**Consigne:**
Répondez à ces questions à l'aide du texte sur l'insécurité maritime dans le Golfe de Guinée :
1. Qui animait la conférence du 17 mai ?
2. Quelle part du PIB du Togo passe par le port de Lomé ?
3. Quel danger le texte désigne-t-il comme le plus imminent ?

**Texte étudié:**
===

Insécurité maritime et insécurité alimentaire

18 mai, 2017

Leslie Varenne

Les conférences organisées par le ministère des Armées ont le mérite d’être claires, précises, concises. Ce fut le cas, une nouvelle fois, ce 17 mai, pour celle portant sur le Golfe de Guinée et l’insécurité maritime, animée par le vice-amiral, Emmanuel de Oliveira, commandant en chef pour l’Atlantique. L’insécurité maritime touche les 18 Etats du Golfe de Guinée qui tous ont une très forte dépendance à la mer [1].

Au moins 92% des marchandises arrivent sur le continent africain par les mers et une façade maritime, pour exemple, 90% du PIB du Togo passe par le port de Lomé. Les menaces auxquelles est confronté ce territoire sont nombreuses : la piraterie dont le nombre d’attaques varie en fonction de la politique du Nigéria, puisque 86% des bateaux pirates sont concentrés dans ce pays ou opèrent en provenance de ce pays, l’impact de ce phénomène sur les économies africaines reste néanmoins faible ; la contrebande de drogue en provenance d’Amérique du Sud ; les trafics d’êtres humains ou de marchandises illégales ; le risque islamiste qui s’étend du Sénégal jusqu’au Togo. Mais si la menace djihadiste n’est pas à minorer, à l’heure actuelle, le danger le plus imminent est, sans conteste, celui de la pêche illicite.

===

**Extraits du matériel:**
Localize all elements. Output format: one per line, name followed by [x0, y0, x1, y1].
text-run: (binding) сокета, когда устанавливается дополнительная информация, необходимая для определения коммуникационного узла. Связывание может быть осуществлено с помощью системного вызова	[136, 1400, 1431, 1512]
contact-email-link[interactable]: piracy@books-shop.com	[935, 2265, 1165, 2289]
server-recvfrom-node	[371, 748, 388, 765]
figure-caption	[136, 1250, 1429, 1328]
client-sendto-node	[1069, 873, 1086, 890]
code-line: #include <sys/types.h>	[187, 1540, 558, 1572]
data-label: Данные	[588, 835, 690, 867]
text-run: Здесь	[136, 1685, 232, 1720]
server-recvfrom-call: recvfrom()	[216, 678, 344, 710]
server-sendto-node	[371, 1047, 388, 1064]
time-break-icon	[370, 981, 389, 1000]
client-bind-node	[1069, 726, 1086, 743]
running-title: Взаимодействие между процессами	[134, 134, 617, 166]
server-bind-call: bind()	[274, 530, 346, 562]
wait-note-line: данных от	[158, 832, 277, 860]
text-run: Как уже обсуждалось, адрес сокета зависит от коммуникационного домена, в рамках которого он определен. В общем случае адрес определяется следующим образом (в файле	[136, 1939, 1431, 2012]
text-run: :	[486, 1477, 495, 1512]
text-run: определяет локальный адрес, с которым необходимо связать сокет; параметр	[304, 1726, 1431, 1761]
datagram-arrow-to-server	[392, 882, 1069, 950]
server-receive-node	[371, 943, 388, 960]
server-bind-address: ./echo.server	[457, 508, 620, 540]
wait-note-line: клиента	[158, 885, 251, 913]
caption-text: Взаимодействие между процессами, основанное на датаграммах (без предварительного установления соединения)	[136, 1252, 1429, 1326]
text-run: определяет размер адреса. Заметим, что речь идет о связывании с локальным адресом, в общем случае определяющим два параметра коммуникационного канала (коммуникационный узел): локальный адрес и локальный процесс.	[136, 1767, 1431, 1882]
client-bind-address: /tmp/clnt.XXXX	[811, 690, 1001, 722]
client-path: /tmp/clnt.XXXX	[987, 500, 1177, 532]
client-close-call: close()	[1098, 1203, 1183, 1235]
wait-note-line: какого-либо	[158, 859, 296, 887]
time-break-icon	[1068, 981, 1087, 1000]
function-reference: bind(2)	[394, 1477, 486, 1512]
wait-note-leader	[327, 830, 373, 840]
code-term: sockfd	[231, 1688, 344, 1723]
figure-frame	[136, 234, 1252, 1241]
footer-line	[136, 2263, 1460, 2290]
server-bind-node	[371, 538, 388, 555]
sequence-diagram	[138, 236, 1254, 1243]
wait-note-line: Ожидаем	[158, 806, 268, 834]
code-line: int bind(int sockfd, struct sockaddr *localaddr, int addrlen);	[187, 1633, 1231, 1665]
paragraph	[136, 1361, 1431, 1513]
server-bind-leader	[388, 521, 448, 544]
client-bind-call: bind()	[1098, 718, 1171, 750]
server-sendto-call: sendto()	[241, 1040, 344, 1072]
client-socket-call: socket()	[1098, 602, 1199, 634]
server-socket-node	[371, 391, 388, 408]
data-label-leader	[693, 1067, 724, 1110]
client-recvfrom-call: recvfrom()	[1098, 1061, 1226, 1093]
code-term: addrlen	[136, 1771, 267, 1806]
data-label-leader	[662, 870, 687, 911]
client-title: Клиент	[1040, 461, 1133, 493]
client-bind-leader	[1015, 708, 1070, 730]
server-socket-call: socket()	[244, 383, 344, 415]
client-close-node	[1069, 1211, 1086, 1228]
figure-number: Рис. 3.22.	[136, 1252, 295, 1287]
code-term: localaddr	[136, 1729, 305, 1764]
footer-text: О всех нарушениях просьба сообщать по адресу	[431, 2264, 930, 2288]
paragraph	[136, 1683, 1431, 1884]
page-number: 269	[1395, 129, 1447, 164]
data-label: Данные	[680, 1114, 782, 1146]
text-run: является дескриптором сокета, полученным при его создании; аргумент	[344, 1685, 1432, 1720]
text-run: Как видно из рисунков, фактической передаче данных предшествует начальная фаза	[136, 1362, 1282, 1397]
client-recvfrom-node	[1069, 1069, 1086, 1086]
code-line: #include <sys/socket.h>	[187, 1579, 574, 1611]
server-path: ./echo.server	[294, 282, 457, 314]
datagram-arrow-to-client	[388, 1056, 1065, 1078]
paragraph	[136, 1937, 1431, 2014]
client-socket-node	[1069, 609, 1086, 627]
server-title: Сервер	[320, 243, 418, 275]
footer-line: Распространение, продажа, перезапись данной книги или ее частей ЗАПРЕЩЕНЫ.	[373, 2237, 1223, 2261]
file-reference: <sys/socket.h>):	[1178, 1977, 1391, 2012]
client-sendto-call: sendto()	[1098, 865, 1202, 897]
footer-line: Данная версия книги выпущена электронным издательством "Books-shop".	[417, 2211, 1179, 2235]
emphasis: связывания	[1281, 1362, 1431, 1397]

===

**Zone de réponse:**
1. Le vice-amiral Emmanuel de Oliveira, commandant en chef pour l'Atlantique.
2. 90 %.
3. La pêche illicite.